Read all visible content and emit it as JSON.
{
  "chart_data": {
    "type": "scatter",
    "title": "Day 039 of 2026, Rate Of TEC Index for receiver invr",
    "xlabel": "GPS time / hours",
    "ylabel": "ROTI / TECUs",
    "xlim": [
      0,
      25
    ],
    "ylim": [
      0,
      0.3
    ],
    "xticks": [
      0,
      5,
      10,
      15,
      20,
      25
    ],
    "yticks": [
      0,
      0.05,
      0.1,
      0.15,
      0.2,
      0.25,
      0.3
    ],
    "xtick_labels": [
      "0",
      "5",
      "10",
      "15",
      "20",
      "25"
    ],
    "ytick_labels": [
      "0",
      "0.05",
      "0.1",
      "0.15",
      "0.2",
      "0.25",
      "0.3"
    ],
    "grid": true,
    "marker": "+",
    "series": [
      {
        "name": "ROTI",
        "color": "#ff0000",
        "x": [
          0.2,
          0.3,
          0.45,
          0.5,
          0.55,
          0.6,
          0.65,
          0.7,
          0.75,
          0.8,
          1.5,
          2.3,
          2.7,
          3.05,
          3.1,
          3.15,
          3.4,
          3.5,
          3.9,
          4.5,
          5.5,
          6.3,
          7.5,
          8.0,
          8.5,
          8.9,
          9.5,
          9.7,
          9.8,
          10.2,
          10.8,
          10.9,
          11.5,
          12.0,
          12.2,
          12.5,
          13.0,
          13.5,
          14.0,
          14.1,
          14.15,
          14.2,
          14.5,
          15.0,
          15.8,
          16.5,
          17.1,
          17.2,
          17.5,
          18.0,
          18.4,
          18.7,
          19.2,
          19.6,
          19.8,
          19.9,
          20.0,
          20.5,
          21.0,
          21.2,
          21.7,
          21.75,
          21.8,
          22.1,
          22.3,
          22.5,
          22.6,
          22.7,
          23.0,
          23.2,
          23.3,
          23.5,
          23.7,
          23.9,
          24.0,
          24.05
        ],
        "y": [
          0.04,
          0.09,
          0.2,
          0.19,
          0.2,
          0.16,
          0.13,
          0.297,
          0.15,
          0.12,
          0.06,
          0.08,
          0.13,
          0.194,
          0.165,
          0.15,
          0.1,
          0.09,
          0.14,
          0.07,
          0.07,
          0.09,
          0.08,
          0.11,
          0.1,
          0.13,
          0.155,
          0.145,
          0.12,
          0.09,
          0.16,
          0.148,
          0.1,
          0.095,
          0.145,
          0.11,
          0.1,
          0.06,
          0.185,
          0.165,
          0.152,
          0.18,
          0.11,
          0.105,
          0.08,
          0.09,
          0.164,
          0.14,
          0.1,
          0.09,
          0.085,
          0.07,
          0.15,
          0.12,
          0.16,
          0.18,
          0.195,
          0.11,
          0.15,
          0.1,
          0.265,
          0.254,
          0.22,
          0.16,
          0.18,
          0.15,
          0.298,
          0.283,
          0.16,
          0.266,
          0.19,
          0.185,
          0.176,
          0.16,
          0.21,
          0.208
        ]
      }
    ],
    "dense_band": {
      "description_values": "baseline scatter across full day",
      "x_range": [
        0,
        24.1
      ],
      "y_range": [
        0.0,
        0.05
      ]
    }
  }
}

• _PROBLEM REQUIREMENTS_:
Give back the whole listing, word for word.

• _REPLY_:
Read all visible content and emit it as JSON.
{
  "chart_data": {
    "type": "scatter",
    "title": "Day 039 of 2026, Rate Of TEC Index for receiver invr",
    "xlabel": "GPS time / hours",
    "ylabel": "ROTI / TECUs",
    "xlim": [
      0,
      25
    ],
    "ylim": [
      0,
      0.3
    ],
    "xticks": [
      0,
      5,
      10,
      15,
      20,
      25
    ],
    "yticks": [
      0,
      0.05,
      0.1,
      0.15,
      0.2,
      0.25,
      0.3
    ],
    "xtick_labels": [
      "0",
      "5",
      "10",
      "15",
      "20",
      "25"
    ],
    "ytick_labels": [
      "0",
      "0.05",
      "0.1",
      "0.15",
      "0.2",
      "0.25",
      "0.3"
    ],
    "grid": true,
    "marker": "+",
    "series": [
      {
        "name": "ROTI",
        "color": "#ff0000",
        "x": [
          0.2,
          0.3,
          0.45,
          0.5,
          0.55,
          0.6,
          0.65,
          0.7,
          0.75,
          0.8,
          1.5,
          2.3,
          2.7,
          3.05,
          3.1,
          3.15,
          3.4,
          3.5,
          3.9,
          4.5,
          5.5,
          6.3,
          7.5,
          8.0,
          8.5,
          8.9,
          9.5,
          9.7,
          9.8,
          10.2,
          10.8,
          10.9,
          11.5,
          12.0,
          12.2,
          12.5,
          13.0,
          13.5,
          14.0,
          14.1,
          14.15,
          14.2,
          14.5,
          15.0,
          15.8,
          16.5,
          17.1,
          17.2,
          17.5,
          18.0,
          18.4,
          18.7,
          19.2,
          19.6,
          19.8,
          19.9,
          20.0,
          20.5,
          21.0,
          21.2,
          21.7,
          21.75,
          21.8,
          22.1,
          22.3,
          22.5,
          22.6,
          22.7,
          23.0,
          23.2,
          23.3,
          23.5,
          23.7,
          23.9,
          24.0,
          24.05
        ],
        "y": [
          0.04,
          0.09,
          0.2,
          0.19,
          0.2,
          0.16,
          0.13,
          0.297,
          0.15,
          0.12,
          0.06,
          0.08,
          0.13,
          0.194,
          0.165,
          0.15,
          0.1,
          0.09,
          0.14,
          0.07,
          0.07,
          0.09,
          0.08,
          0.11,
          0.1,
          0.13,
          0.155,
          0.145,
          0.12,
          0.09,
          0.16,
          0.148,
          0.1,
          0.095,
          0.145,
          0.11,
          0.1,
          0.06,
          0.185,
          0.165,
          0.152,
          0.18,
          0.11,
          0.105,
          0.08,
          0.09,
          0.164,
          0.14,
          0.1,
          0.09,
          0.085,
          0.07,
          0.15,
          0.12,
          0.16,
          0.18,
          0.195,
          0.11,
          0.15,
          0.1,
          0.265,
          0.254,
          0.22,
          0.16,
          0.18,
          0.15,
          0.298,
          0.283,
          0.16,
          0.266,
          0.19,
          0.185,
          0.176,
          0.16,
          0.21,
          0.208
        ]
      }
    ],
    "dense_band": {
      "description_values": "baseline scatter across full day",
      "x_range": [
        0,
        24.1
      ],
      "y_range": [
        0.0,
        0.05
      ]
    }
  }
}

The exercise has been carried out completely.